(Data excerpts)
◆ ◆ ◆

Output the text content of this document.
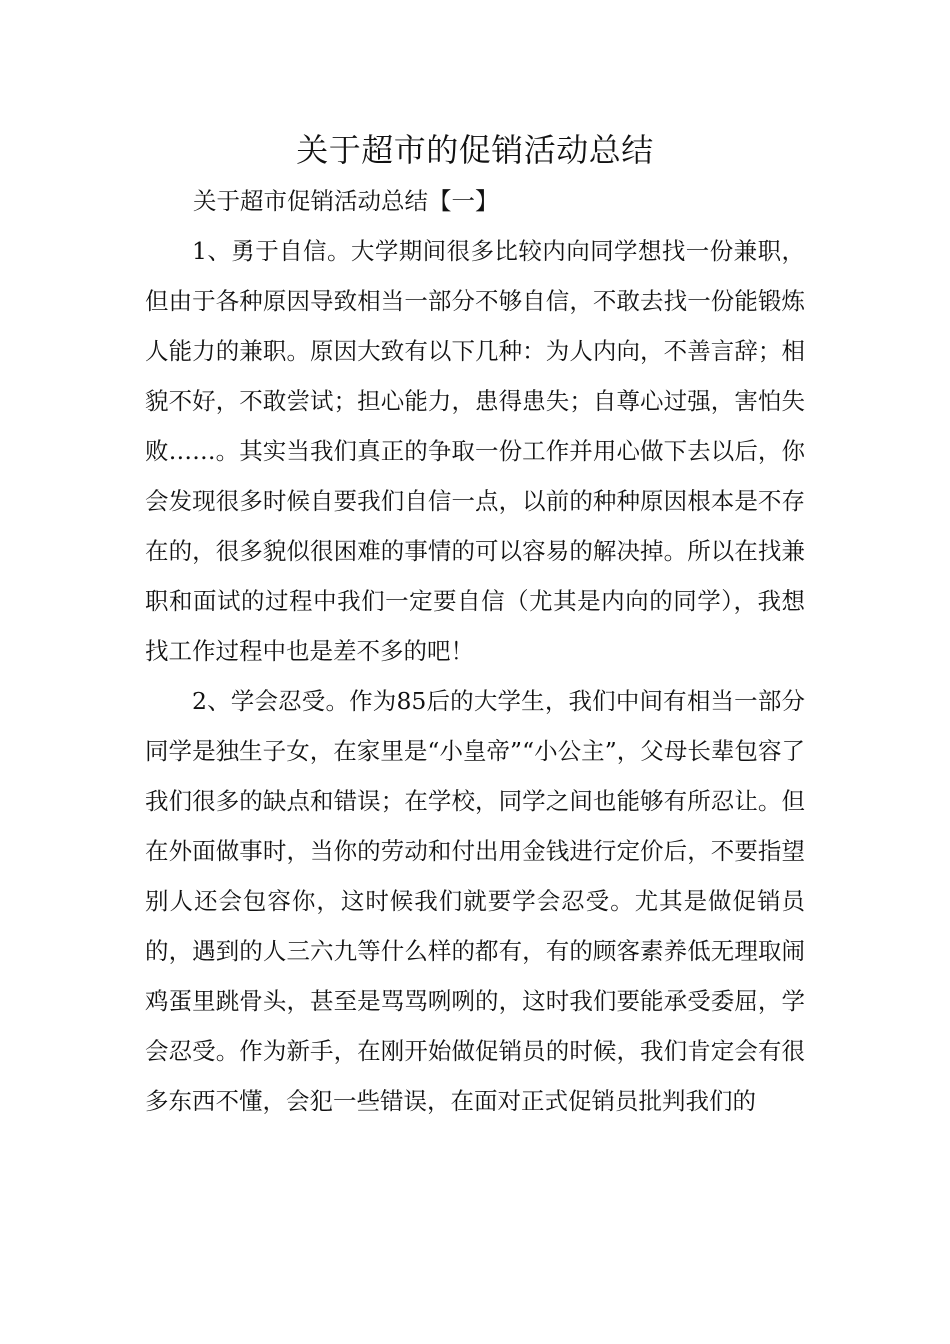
关于超市的促销活动总结
关于超市促销活动总结【一】

1、勇于自信。大学期间很多比较内向同学想找一份兼职，但由于各种原因导致相当一部分不够自信，不敢去找一份能锻炼人能力的兼职。原因大致有以下几种：为人内向，不善言辞；相貌不好，不敢尝试；担心能力，患得患失；自尊心过强，害怕失败……。其实当我们真正的争取一份工作并用心做下去以后，你会发现很多时候自要我们自信一点，以前的种种原因根本是不存在的，很多貌似很困难的事情的可以容易的解决掉。所以在找兼职和面试的过程中我们一定要自信（尤其是内向的同学），我想找工作过程中也是差不多的吧！

2、学会忍受。作为85后的大学生，我们中间有相当一部分同学是独生子女，在家里是“小皇帝”“小公主”，父母长辈包容了我们很多的缺点和错误；在学校，同学之间也能够有所忍让。但在外面做事时，当你的劳动和付出用金钱进行定价后，不要指望别人还会包容你，这时候我们就要学会忍受。尤其是做促销员的，遇到的人三六九等什么样的都有，有的顾客素养低无理取闹鸡蛋里跳骨头，甚至是骂骂咧咧的，这时我们要能承受委屈，学会忍受。作为新手，在刚开始做促销员的时候，我们肯定会有很多东西不懂，会犯一些错误，在面对正式促销员批判我们的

◆ ◆ ◆

■ **INSTRUCTION**:
Retype the whole listing exactly and leave the pictures out.

■ **FINISHED EXERCISE**:
Output the text content of this document.
关于超市的促销活动总结
关于超市促销活动总结【一】

1、勇于自信。大学期间很多比较内向同学想找一份兼职，但由于各种原因导致相当一部分不够自信，不敢去找一份能锻炼人能力的兼职。原因大致有以下几种：为人内向，不善言辞；相貌不好，不敢尝试；担心能力，患得患失；自尊心过强，害怕失败……。其实当我们真正的争取一份工作并用心做下去以后，你会发现很多时候自要我们自信一点，以前的种种原因根本是不存在的，很多貌似很困难的事情的可以容易的解决掉。所以在找兼职和面试的过程中我们一定要自信（尤其是内向的同学），我想找工作过程中也是差不多的吧！

2、学会忍受。作为85后的大学生，我们中间有相当一部分同学是独生子女，在家里是“小皇帝”“小公主”，父母长辈包容了我们很多的缺点和错误；在学校，同学之间也能够有所忍让。但在外面做事时，当你的劳动和付出用金钱进行定价后，不要指望别人还会包容你，这时候我们就要学会忍受。尤其是做促销员的，遇到的人三六九等什么样的都有，有的顾客素养低无理取闹鸡蛋里跳骨头，甚至是骂骂咧咧的，这时我们要能承受委屈，学会忍受。作为新手，在刚开始做促销员的时候，我们肯定会有很多东西不懂，会犯一些错误，在面对正式促销员批判我们的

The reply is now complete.